Extracted data entries
● ● ● ● ● ● ●

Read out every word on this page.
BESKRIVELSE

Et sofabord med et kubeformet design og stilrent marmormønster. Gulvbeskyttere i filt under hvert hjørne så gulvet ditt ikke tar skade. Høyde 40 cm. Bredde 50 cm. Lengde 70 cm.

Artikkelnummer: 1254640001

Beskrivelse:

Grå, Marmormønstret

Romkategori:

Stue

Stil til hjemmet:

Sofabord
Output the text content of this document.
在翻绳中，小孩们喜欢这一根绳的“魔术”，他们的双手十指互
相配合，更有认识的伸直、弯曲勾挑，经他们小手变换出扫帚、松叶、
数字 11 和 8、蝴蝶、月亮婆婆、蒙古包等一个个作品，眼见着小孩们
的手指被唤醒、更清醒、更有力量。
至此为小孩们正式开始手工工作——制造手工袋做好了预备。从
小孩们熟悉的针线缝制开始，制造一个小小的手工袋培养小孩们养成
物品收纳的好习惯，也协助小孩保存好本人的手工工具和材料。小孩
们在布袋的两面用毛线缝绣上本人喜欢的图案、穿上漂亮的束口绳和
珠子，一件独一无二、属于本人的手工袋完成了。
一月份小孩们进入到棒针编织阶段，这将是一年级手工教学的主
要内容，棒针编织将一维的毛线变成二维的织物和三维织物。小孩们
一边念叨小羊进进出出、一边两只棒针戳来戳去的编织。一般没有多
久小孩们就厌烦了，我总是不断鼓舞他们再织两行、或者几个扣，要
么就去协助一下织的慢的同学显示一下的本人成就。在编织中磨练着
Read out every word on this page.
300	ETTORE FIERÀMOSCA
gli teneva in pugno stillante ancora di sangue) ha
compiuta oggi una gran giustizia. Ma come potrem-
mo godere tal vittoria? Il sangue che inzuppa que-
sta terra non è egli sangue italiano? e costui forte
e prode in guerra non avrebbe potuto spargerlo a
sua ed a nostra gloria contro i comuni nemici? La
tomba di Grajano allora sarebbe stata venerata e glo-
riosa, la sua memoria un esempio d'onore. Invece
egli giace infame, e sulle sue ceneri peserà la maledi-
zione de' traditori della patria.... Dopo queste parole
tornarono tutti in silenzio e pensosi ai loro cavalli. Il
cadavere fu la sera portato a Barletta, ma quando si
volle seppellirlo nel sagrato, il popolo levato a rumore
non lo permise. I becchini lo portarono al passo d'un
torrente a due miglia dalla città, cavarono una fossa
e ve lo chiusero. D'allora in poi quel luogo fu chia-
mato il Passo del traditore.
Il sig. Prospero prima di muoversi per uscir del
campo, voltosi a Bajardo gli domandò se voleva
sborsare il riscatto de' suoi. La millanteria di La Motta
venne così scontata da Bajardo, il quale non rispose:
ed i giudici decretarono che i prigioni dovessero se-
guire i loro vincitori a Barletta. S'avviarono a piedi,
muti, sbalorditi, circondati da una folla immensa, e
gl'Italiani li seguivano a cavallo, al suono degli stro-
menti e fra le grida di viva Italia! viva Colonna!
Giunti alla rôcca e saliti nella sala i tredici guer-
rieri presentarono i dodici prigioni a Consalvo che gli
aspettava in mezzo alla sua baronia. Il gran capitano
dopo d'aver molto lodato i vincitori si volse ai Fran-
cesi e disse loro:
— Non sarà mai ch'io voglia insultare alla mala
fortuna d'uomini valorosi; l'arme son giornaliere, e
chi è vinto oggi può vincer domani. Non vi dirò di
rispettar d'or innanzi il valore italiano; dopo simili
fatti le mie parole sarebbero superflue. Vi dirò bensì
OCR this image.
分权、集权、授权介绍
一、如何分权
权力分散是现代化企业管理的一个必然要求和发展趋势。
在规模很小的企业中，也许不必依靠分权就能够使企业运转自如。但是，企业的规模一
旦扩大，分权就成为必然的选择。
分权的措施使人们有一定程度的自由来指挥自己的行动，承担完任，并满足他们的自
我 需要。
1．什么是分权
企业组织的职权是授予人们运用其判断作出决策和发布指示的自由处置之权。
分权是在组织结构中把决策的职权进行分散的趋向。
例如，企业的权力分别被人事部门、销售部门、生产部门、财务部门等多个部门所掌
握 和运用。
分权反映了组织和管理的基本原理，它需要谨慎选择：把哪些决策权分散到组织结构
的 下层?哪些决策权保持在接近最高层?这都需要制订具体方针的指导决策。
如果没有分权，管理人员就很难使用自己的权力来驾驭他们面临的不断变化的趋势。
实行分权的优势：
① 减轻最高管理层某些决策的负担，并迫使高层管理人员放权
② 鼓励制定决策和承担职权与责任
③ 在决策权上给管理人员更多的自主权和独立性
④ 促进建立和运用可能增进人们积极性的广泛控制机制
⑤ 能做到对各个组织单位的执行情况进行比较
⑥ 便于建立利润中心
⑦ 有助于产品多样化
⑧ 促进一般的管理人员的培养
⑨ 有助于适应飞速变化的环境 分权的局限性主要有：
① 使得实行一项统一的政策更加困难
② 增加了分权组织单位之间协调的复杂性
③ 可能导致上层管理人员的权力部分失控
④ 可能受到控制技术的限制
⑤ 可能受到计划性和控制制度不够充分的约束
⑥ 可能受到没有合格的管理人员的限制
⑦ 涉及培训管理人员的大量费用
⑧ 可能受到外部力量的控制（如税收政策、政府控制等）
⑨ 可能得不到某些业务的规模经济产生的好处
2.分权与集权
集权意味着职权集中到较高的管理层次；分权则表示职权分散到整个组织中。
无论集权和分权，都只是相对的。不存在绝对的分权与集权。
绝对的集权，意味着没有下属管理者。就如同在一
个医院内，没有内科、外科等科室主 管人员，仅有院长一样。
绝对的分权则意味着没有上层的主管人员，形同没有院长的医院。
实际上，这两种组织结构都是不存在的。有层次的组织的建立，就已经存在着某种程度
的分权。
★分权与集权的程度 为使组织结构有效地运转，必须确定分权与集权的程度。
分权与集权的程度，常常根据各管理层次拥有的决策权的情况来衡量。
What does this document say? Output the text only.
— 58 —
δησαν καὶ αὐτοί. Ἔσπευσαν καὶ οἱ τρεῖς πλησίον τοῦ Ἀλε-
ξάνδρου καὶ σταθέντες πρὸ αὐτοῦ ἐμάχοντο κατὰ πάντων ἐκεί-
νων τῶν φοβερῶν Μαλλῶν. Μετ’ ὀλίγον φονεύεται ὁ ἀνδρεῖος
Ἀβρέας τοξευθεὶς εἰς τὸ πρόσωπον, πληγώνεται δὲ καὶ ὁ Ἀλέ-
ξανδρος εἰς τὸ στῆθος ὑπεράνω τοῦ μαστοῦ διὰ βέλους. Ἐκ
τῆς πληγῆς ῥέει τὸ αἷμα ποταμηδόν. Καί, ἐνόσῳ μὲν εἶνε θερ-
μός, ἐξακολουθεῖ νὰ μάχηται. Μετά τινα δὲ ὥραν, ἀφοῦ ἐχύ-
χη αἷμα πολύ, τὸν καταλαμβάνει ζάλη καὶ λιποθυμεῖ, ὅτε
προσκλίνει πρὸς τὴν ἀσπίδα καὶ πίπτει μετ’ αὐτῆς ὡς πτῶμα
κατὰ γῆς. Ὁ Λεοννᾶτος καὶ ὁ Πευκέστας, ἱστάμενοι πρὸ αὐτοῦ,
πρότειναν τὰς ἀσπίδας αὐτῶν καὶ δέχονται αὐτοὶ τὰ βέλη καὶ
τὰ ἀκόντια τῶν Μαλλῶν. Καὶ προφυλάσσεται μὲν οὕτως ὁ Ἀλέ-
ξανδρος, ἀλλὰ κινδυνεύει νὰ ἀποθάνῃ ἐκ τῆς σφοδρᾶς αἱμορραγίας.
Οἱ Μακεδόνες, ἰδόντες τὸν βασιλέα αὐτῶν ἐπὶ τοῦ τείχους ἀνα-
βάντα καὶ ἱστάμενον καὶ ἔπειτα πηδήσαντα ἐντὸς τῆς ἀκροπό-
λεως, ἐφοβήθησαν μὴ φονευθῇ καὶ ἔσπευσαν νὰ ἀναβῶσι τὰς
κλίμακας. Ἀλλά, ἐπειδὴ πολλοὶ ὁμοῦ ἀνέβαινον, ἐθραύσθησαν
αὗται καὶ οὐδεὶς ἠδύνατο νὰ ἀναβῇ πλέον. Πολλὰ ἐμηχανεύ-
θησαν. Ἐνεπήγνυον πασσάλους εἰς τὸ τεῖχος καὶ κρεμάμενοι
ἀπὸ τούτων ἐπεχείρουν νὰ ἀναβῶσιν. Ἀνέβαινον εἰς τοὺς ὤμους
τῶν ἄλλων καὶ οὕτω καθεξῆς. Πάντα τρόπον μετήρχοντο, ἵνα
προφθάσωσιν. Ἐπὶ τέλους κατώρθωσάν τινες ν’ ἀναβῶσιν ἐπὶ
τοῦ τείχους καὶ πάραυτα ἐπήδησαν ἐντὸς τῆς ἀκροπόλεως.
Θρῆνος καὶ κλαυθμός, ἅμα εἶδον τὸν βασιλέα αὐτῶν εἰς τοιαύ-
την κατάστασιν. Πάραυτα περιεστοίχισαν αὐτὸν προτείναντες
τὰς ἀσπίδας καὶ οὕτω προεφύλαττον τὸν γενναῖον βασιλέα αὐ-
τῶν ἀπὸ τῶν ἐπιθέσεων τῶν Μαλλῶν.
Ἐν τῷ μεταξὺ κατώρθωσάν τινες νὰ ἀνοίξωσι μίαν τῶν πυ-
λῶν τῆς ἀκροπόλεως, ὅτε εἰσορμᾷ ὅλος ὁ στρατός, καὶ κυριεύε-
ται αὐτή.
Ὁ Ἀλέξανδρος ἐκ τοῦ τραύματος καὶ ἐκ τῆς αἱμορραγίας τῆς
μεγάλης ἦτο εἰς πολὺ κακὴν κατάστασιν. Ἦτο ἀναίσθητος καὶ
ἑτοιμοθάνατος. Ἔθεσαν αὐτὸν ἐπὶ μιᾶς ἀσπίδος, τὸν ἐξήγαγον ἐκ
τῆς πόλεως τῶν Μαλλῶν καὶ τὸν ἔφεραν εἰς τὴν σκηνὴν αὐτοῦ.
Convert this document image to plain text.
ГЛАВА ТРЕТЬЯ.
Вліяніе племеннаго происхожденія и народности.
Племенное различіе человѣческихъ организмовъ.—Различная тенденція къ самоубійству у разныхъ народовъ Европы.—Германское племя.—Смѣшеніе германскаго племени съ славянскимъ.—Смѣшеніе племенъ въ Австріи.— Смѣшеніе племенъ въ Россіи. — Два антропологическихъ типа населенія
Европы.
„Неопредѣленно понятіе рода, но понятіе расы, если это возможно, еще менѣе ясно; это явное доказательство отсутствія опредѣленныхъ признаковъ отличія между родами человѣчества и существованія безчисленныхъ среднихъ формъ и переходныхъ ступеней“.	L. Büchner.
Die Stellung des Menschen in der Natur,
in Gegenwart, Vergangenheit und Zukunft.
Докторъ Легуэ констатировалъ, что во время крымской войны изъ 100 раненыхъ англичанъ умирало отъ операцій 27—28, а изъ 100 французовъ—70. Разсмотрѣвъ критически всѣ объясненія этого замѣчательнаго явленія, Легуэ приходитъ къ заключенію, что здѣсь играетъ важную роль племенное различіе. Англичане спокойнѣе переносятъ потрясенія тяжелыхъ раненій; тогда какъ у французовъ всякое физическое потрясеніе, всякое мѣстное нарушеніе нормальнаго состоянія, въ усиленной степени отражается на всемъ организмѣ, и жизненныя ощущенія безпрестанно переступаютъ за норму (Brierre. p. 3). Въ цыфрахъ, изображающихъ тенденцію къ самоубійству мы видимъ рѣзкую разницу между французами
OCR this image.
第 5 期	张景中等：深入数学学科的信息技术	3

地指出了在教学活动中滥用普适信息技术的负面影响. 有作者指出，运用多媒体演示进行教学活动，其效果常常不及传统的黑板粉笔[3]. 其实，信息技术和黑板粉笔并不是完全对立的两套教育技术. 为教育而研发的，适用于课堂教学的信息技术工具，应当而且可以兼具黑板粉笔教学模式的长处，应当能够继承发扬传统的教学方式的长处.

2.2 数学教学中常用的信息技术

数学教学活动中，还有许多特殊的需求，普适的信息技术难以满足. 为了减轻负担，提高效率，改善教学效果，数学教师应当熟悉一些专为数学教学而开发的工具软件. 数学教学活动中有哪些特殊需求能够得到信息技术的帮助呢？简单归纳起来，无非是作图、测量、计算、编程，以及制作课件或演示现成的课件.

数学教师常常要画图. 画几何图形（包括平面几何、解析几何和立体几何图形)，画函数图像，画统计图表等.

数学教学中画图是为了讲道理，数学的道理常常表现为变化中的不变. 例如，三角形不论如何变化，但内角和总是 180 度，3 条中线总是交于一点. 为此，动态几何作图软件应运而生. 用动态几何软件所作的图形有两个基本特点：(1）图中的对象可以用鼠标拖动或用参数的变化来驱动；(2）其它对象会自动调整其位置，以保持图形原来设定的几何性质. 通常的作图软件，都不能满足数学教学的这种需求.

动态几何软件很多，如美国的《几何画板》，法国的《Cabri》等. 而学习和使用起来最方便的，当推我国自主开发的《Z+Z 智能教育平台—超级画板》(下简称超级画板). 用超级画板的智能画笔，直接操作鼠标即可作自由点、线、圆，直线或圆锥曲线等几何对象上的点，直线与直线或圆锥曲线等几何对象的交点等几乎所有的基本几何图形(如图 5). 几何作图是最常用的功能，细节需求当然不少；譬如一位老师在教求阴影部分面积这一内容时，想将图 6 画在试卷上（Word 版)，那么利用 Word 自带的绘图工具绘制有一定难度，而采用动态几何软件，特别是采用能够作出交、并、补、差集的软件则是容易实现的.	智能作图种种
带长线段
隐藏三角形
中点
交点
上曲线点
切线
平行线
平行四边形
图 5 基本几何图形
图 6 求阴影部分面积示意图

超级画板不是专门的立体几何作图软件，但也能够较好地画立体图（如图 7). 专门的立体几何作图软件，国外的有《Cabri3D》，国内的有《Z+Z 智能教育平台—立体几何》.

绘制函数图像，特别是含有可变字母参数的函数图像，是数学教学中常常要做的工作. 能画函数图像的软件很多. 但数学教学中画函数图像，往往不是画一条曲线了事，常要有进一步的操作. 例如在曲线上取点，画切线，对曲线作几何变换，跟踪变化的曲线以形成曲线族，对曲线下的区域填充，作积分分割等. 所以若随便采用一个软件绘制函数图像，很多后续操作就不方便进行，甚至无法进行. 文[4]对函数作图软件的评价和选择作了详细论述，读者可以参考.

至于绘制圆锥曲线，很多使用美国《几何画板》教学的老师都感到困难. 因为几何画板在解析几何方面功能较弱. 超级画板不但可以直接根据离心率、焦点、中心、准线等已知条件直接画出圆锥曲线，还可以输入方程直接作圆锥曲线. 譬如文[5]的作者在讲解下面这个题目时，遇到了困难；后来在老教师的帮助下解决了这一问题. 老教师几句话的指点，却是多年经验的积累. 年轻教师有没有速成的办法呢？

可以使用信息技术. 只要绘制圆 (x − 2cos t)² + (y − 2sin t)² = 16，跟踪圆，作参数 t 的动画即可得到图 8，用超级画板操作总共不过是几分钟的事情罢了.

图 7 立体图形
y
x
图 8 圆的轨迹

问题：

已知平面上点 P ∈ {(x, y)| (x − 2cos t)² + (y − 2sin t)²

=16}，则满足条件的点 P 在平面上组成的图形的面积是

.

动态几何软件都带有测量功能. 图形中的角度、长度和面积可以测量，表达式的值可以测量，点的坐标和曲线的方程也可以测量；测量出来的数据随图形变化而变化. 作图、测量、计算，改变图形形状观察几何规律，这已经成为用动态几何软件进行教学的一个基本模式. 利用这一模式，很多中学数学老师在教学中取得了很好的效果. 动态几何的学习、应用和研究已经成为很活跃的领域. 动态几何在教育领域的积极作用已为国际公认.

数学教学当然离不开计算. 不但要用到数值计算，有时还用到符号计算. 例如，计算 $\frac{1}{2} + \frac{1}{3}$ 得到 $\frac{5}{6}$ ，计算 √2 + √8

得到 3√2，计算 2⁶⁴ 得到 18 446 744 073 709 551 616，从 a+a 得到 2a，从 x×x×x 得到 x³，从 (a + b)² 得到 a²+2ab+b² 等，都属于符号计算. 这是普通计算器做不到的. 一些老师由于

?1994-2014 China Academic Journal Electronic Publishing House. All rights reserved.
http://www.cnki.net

● ● ● ● ● ● ●

Problem: Gather and return every line that holds the string "Bajardo".

Task answer:
campo, voltosi a Bajardo gli domandò se voleva
venne così scontata da Bajardo, il quale non rispose:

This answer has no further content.